Single out each line with the word "this" and copy it.

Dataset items
--------------------------------------------------

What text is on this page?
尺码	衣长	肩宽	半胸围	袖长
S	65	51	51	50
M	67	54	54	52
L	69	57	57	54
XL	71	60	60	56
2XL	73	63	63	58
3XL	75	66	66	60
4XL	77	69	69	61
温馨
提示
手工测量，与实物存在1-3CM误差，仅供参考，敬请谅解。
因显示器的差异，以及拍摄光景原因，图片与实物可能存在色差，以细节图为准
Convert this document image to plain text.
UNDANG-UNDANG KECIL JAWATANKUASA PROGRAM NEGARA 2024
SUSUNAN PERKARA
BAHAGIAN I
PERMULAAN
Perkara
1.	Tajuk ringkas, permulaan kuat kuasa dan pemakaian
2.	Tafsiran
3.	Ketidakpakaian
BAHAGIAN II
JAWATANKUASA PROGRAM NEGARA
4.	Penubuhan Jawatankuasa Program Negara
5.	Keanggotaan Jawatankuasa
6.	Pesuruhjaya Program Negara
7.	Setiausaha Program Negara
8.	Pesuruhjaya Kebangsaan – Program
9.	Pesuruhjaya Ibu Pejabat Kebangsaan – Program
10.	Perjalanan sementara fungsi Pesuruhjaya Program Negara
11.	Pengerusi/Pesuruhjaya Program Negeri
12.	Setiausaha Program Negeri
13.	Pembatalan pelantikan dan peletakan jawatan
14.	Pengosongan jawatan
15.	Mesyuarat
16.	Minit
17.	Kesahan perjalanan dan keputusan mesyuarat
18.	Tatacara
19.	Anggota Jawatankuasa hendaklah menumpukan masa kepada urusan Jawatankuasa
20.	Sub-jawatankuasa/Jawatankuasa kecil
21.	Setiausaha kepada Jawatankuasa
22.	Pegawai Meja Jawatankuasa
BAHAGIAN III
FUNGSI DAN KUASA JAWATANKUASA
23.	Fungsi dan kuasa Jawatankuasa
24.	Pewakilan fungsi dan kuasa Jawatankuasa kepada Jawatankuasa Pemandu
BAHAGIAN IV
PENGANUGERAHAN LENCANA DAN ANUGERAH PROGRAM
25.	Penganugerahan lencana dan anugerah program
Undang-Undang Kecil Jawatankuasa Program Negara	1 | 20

--------------------------------------------------

» **Answer to the problem**
What text is on this page?
Convert this document image to plain text.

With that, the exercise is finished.